◆ **TASK TO COMPLETE**: For every line in the records that has the word "model", make a copy.

◆ **RECORD LIST**:
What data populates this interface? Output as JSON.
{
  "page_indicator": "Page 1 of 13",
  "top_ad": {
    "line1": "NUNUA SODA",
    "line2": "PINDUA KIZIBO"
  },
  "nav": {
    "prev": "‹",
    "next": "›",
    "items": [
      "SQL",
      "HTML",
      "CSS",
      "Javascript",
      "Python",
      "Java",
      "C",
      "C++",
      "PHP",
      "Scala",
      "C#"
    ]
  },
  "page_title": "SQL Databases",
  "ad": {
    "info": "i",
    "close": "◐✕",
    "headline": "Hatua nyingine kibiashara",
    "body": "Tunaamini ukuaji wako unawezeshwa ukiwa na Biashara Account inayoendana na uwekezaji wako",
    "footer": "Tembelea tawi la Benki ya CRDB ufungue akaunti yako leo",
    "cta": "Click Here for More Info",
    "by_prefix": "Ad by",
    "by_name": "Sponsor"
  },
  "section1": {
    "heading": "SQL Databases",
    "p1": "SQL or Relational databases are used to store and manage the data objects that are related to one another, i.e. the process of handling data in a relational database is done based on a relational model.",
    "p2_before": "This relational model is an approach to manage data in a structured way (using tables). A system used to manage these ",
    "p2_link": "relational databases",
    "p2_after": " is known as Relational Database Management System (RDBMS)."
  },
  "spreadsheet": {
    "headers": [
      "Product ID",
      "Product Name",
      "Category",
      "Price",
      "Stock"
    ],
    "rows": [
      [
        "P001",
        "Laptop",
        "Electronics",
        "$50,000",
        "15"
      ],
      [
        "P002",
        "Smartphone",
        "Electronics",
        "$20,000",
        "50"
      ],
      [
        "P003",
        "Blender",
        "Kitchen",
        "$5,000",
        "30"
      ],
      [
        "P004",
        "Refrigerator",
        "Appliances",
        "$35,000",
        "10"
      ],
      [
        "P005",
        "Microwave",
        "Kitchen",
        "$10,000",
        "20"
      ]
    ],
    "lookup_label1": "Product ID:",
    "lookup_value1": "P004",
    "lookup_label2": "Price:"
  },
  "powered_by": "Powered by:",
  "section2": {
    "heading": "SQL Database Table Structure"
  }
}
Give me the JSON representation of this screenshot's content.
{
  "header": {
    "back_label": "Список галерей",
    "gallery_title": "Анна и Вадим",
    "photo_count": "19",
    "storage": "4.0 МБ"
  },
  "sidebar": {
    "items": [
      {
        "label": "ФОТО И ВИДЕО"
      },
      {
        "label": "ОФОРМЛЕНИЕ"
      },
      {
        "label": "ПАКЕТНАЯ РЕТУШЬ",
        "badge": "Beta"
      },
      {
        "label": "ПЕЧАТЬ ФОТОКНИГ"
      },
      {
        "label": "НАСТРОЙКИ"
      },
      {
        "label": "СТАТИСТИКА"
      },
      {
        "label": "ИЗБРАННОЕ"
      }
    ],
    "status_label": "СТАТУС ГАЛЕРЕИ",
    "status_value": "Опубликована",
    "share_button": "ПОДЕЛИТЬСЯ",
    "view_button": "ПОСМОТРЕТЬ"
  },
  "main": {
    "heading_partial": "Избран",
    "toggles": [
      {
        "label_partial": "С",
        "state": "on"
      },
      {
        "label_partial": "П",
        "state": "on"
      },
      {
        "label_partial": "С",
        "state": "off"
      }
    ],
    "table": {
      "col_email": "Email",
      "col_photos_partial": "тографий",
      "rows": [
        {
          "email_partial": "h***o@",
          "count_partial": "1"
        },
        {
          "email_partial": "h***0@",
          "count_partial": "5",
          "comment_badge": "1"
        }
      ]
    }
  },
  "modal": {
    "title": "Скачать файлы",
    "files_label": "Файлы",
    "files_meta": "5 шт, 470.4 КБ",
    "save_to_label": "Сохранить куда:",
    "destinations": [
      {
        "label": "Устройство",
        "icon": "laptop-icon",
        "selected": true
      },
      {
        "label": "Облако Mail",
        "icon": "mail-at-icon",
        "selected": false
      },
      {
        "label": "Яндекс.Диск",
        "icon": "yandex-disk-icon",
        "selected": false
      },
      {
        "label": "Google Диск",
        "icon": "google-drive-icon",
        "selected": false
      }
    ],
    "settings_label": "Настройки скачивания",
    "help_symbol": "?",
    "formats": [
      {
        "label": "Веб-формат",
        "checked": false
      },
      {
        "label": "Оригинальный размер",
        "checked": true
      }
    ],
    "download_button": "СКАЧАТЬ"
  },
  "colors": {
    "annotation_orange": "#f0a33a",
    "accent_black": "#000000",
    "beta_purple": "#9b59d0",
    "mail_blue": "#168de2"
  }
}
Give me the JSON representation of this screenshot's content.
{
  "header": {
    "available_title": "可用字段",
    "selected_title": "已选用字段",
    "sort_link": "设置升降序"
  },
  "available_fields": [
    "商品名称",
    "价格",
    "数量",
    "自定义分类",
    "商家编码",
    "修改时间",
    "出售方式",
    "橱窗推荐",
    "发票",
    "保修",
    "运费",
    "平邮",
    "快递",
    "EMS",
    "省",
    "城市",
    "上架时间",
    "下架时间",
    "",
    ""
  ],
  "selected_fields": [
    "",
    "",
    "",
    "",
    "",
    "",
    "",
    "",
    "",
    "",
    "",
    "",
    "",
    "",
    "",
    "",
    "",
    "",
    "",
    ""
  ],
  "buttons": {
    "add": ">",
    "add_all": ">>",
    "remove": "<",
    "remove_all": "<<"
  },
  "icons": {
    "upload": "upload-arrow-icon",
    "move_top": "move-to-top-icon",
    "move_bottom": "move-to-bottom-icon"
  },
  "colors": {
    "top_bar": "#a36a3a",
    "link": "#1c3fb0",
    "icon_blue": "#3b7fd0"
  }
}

◆ **ANSWER FOR THE TASK**:
    "p1": "SQL or Relational databases are used to store and manage the data objects that are related to one another, i.e. the process of handling data in a relational database is done based on a relational model.",
    "p2_before": "This relational model is an approach to manage data in a structured way (using tables). A system used to manage these ",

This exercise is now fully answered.